- [Written instruction]: Locate each line in the records that contains the string "label" and copy those lines. Matching is case-sensitive.

— START OF Provided information —

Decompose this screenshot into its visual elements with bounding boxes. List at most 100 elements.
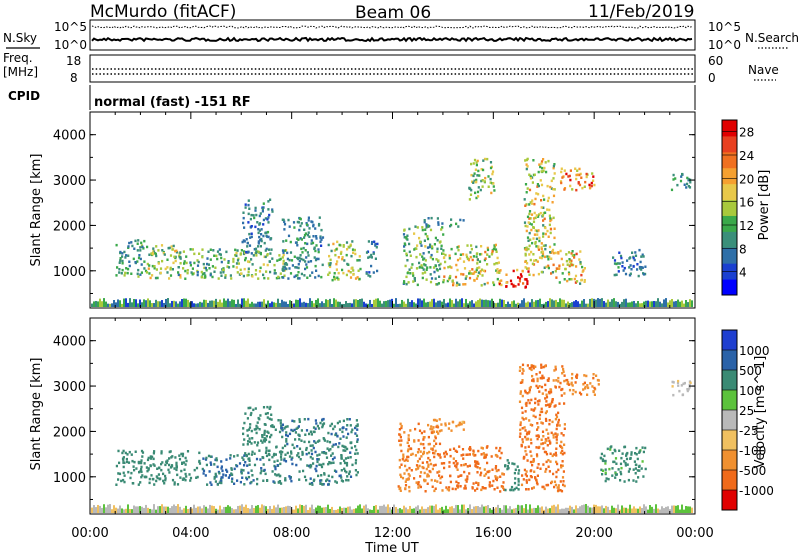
echo-cell — [413, 302, 415, 307]
echo-cell — [533, 259, 536, 262]
echo-cell — [174, 255, 177, 259]
echo-cell — [434, 264, 437, 268]
echo-cell — [443, 452, 446, 455]
echo-cell — [371, 240, 374, 244]
echo-cell — [634, 254, 638, 257]
echo-cell — [334, 277, 337, 281]
echo-cell — [456, 484, 459, 487]
echo-cell — [581, 300, 583, 307]
echo-cell — [165, 506, 167, 513]
echo-cell — [462, 428, 465, 431]
echo-cell — [411, 452, 414, 456]
echo-cell — [145, 466, 148, 469]
echo-cell — [300, 257, 303, 261]
echo-cell — [438, 264, 441, 267]
echo-cell — [541, 252, 545, 256]
echo-cell — [474, 489, 477, 492]
echo-cell — [492, 281, 495, 284]
echo-cell — [567, 381, 570, 384]
echo-cell — [516, 465, 519, 468]
echo-cell — [555, 460, 558, 464]
echo-cell — [122, 478, 125, 482]
echo-cell — [137, 506, 139, 513]
echo-cell — [538, 213, 541, 216]
echo-cell — [458, 421, 461, 425]
echo-cell — [521, 411, 524, 414]
echo-cell — [294, 274, 297, 277]
echo-cell — [438, 267, 442, 271]
echo-cell — [476, 190, 480, 194]
power-x-ticks — [89, 112, 696, 308]
echo-cell — [607, 506, 609, 513]
echo-cell — [544, 211, 547, 214]
echo-cell — [323, 451, 326, 455]
echo-cell — [555, 454, 558, 457]
echo-cell — [438, 442, 442, 446]
echo-cell — [458, 445, 461, 448]
echo-cell — [573, 277, 576, 281]
echo-cell — [475, 301, 477, 307]
echo-cell — [412, 280, 415, 283]
echo-cell — [202, 469, 206, 472]
echo-cell — [583, 374, 586, 377]
echo-cell — [351, 248, 355, 251]
echo-cell — [248, 244, 252, 247]
echo-cell — [265, 435, 268, 438]
echo-cell — [335, 299, 337, 307]
echo-cell — [532, 237, 535, 240]
echo-cell — [677, 384, 680, 387]
echo-cell — [494, 475, 497, 478]
echo-cell — [246, 443, 249, 446]
echo-cell — [290, 428, 293, 432]
echo-cell — [402, 455, 405, 459]
echo-cell — [406, 449, 410, 453]
colorbar-segment — [722, 350, 737, 371]
echo-cell — [289, 477, 292, 480]
echo-cell — [349, 276, 353, 279]
echo-cell — [665, 506, 667, 513]
echo-cell — [424, 490, 427, 493]
echo-cell — [557, 484, 560, 487]
echo-cell — [234, 248, 237, 252]
echo-cell — [476, 266, 479, 270]
echo-cell — [160, 450, 163, 453]
echo-cell — [148, 481, 151, 485]
echo-cell — [498, 271, 501, 274]
echo-cell — [476, 174, 479, 177]
y-tick-label: 1000 — [53, 471, 86, 486]
echo-cell — [482, 168, 485, 172]
echo-cell — [357, 299, 359, 307]
echo-cell — [262, 479, 265, 482]
echo-cell — [441, 506, 443, 513]
echo-cell — [465, 275, 468, 278]
echo-cell — [370, 242, 374, 245]
echo-cell — [542, 376, 545, 380]
echo-cell — [242, 274, 245, 278]
echo-cell — [527, 509, 529, 513]
echo-cell — [304, 260, 307, 263]
noise-left-tick-low: 10^0 — [54, 38, 87, 52]
echo-cell — [429, 280, 433, 284]
echo-cell — [540, 407, 543, 411]
echo-cell — [544, 438, 547, 441]
velocity-y-axis-label: Slant Range [km] — [29, 358, 44, 471]
echo-cell — [457, 505, 459, 513]
echo-cell — [266, 412, 269, 415]
echo-cell — [120, 272, 123, 275]
echo-cell — [429, 256, 432, 259]
echo-cell — [264, 249, 267, 252]
echo-cell — [156, 476, 159, 480]
echo-cell — [524, 389, 527, 393]
echo-cell — [505, 285, 508, 288]
echo-cell — [659, 509, 661, 513]
echo-cell — [516, 268, 519, 272]
echo-cell — [215, 457, 218, 460]
echo-cell — [604, 462, 607, 465]
echo-cell — [354, 452, 357, 455]
echo-cell — [542, 224, 545, 227]
echo-cell — [156, 467, 159, 470]
echo-cell — [289, 272, 293, 275]
echo-cell — [121, 303, 123, 307]
echo-cell — [427, 456, 430, 460]
echo-cell — [164, 477, 167, 480]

— END OF Provided information —

- [Solution for this task]:
y-tick-label: 1000 — [53, 471, 86, 486]
velocity-y-axis-label: Slant Range [km] — [29, 358, 44, 471]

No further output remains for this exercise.